Written task
Omit all images. Write out the rest of the material exactly.

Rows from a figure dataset
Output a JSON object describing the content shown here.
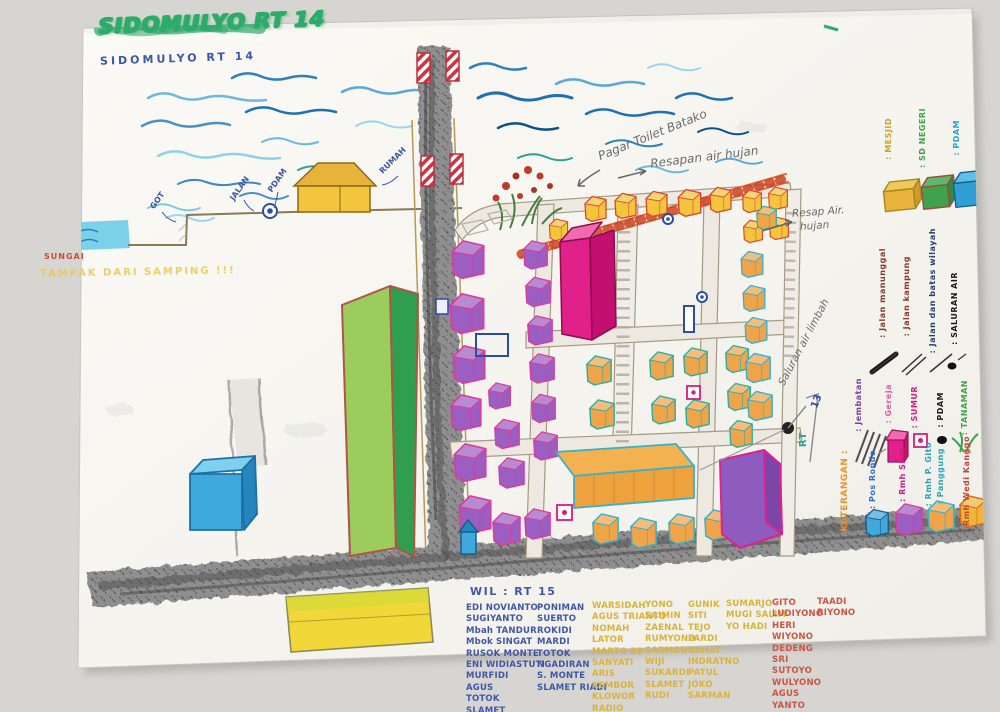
{
  "title": {
    "marker": "SIDOMULYO RT 14",
    "pen": "SIDOMULYO RT 14"
  },
  "annotations": {
    "pagar_toilet": "Pagar Toilet Batako",
    "resapan_air": "Resapan air hujan",
    "resap_air_line1": "Resap Air.",
    "resap_air_line2": "hujan",
    "saluran_limbah": "Saluran air limbah",
    "rt_label": "RT",
    "rt_number": "13"
  },
  "side_view": {
    "water_label": "SUNGAI",
    "caption": "TAMPAK DARI SAMPING !!!",
    "labels": {
      "got": "GOT",
      "jalan": "JALAN",
      "pdam": "PDAM",
      "rumah": "RUMAH"
    }
  },
  "legend": {
    "keterangan": "KETERANGAN :",
    "buildings": [
      {
        "label": ": MESJID",
        "color": "#e8b33a"
      },
      {
        "label": ": SD NEGERI",
        "color": "#3fa34d"
      },
      {
        "label": ": PDAM",
        "color": "#2e9fd4"
      }
    ],
    "roads": [
      {
        "label": ": Jalan manunggal",
        "ink": "#8a3a2e"
      },
      {
        "label": ": Jalan kampung",
        "ink": "#8a3a2e"
      },
      {
        "label": ": Jalan dan batas wilayah",
        "ink": "#27406e"
      },
      {
        "label": ": SALURAN AIR",
        "ink": "#1a1a1a"
      }
    ],
    "symbols": [
      {
        "label": ": Jembatan",
        "ink": "#7b3fa0"
      },
      {
        "label": ": Gereja",
        "ink": "#e060a0"
      },
      {
        "label": ": SUMUR",
        "ink": "#d81b7f"
      },
      {
        "label": ": PDAM",
        "ink": "#1a1a1a"
      },
      {
        "label": ": TANAMAN",
        "ink": "#3fa34d"
      }
    ],
    "houses": [
      {
        "label": ": Pos Rondo",
        "ink": "#2e6fd4"
      },
      {
        "label": ": Rmh SHM",
        "ink": "#d81b7f"
      },
      {
        "label": ": Rmh P. Gito",
        "label2": ": Panggung",
        "ink": "#2aa5b8"
      },
      {
        "label": ": Rmh Wedi Kanggo",
        "ink": "#cc4433"
      }
    ]
  },
  "roster": {
    "header": "WIL : RT 15",
    "columns": [
      {
        "ink": "#3f57a8",
        "names": [
          "EDI NOVIANTO",
          "SUGIYANTO",
          "Mbah TANDUR",
          "Mbok SINGAT",
          "RUSOK MONTE",
          "ENI WIDIASTUTI",
          "MURFIDI",
          "AGUS",
          "TOTOK",
          "SLAMET"
        ]
      },
      {
        "ink": "#3f57a8",
        "names": [
          "PONIMAN",
          "SUERTO",
          "ROKIDI",
          "MARDI",
          "TOTOK",
          "NGADIRAN",
          "S. MONTE",
          "SLAMET RIADI"
        ]
      },
      {
        "ink": "#d9b33b",
        "names": [
          "WARSIDAH",
          "AGUS TRIANTO",
          "NOMAH",
          "LATOR",
          "MARTO BB",
          "SANYATI",
          "ARIS",
          "KEMBOR",
          "KLOWOR",
          "RADIO"
        ]
      },
      {
        "ink": "#d9b33b",
        "names": [
          "YONO",
          "SAIMIN",
          "ZAENAL",
          "RUMYONO",
          "SARMAN",
          "WIJI",
          "SUKARDI",
          "SLAMET",
          "RUDI"
        ]
      },
      {
        "ink": "#d9b33b",
        "names": [
          "GUNIK",
          "SITI",
          "TEJO",
          "PARDI",
          "RAHAT",
          "INDRATNO",
          "PATUL",
          "JOKO",
          "SARMAN"
        ]
      },
      {
        "ink": "#d9b33b",
        "names": [
          "SUMARJO",
          "MUGI SALIM",
          "YO HADI"
        ]
      },
      {
        "ink": "#cc5544",
        "names": [
          "GITO",
          "LUDIYONO",
          "HERI",
          "WIYONO",
          "DEDENG",
          "SRI",
          "SUTOYO",
          "WULYONO",
          "AGUS",
          "YANTO"
        ]
      },
      {
        "ink": "#cc5544",
        "names": [
          "TAADI",
          "RIYONO"
        ]
      }
    ]
  }
}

Answer below
Output a JSON object describing the content shown here.
{
  "title": {
    "marker": "SIDOMULYO RT 14",
    "pen": "SIDOMULYO RT 14"
  },
  "annotations": {
    "pagar_toilet": "Pagar Toilet Batako",
    "resapan_air": "Resapan air hujan",
    "resap_air_line1": "Resap Air.",
    "resap_air_line2": "hujan",
    "saluran_limbah": "Saluran air limbah",
    "rt_label": "RT",
    "rt_number": "13"
  },
  "side_view": {
    "water_label": "SUNGAI",
    "caption": "TAMPAK DARI SAMPING !!!",
    "labels": {
      "got": "GOT",
      "jalan": "JALAN",
      "pdam": "PDAM",
      "rumah": "RUMAH"
    }
  },
  "legend": {
    "keterangan": "KETERANGAN :",
    "buildings": [
      {
        "label": ": MESJID",
        "color": "#e8b33a"
      },
      {
        "label": ": SD NEGERI",
        "color": "#3fa34d"
      },
      {
        "label": ": PDAM",
        "color": "#2e9fd4"
      }
    ],
    "roads": [
      {
        "label": ": Jalan manunggal",
        "ink": "#8a3a2e"
      },
      {
        "label": ": Jalan kampung",
        "ink": "#8a3a2e"
      },
      {
        "label": ": Jalan dan batas wilayah",
        "ink": "#27406e"
      },
      {
        "label": ": SALURAN AIR",
        "ink": "#1a1a1a"
      }
    ],
    "symbols": [
      {
        "label": ": Jembatan",
        "ink": "#7b3fa0"
      },
      {
        "label": ": Gereja",
        "ink": "#e060a0"
      },
      {
        "label": ": SUMUR",
        "ink": "#d81b7f"
      },
      {
        "label": ": PDAM",
        "ink": "#1a1a1a"
      },
      {
        "label": ": TANAMAN",
        "ink": "#3fa34d"
      }
    ],
    "houses": [
      {
        "label": ": Pos Rondo",
        "ink": "#2e6fd4"
      },
      {
        "label": ": Rmh SHM",
        "ink": "#d81b7f"
      },
      {
        "label": ": Rmh P. Gito",
        "label2": ": Panggung",
        "ink": "#2aa5b8"
      },
      {
        "label": ": Rmh Wedi Kanggo",
        "ink": "#cc4433"
      }
    ]
  },
  "roster": {
    "header": "WIL : RT 15",
    "columns": [
      {
        "ink": "#3f57a8",
        "names": [
          "EDI NOVIANTO",
          "SUGIYANTO",
          "Mbah TANDUR",
          "Mbok SINGAT",
          "RUSOK MONTE",
          "ENI WIDIASTUTI",
          "MURFIDI",
          "AGUS",
          "TOTOK",
          "SLAMET"
        ]
      },
      {
        "ink": "#3f57a8",
        "names": [
          "PONIMAN",
          "SUERTO",
          "ROKIDI",
          "MARDI",
          "TOTOK",
          "NGADIRAN",
          "S. MONTE",
          "SLAMET RIADI"
        ]
      },
      {
        "ink": "#d9b33b",
        "names": [
          "WARSIDAH",
          "AGUS TRIANTO",
          "NOMAH",
          "LATOR",
          "MARTO BB",
          "SANYATI",
          "ARIS",
          "KEMBOR",
          "KLOWOR",
          "RADIO"
        ]
      },
      {
        "ink": "#d9b33b",
        "names": [
          "YONO",
          "SAIMIN",
          "ZAENAL",
          "RUMYONO",
          "SARMAN",
          "WIJI",
          "SUKARDI",
          "SLAMET",
          "RUDI"
        ]
      },
      {
        "ink": "#d9b33b",
        "names": [
          "GUNIK",
          "SITI",
          "TEJO",
          "PARDI",
          "RAHAT",
          "INDRATNO",
          "PATUL",
          "JOKO",
          "SARMAN"
        ]
      },
      {
        "ink": "#d9b33b",
        "names": [
          "SUMARJO",
          "MUGI SALIM",
          "YO HADI"
        ]
      },
      {
        "ink": "#cc5544",
        "names": [
          "GITO",
          "LUDIYONO",
          "HERI",
          "WIYONO",
          "DEDENG",
          "SRI",
          "SUTOYO",
          "WULYONO",
          "AGUS",
          "YANTO"
        ]
      },
      {
        "ink": "#cc5544",
        "names": [
          "TAADI",
          "RIYONO"
        ]
      }
    ]
  }
}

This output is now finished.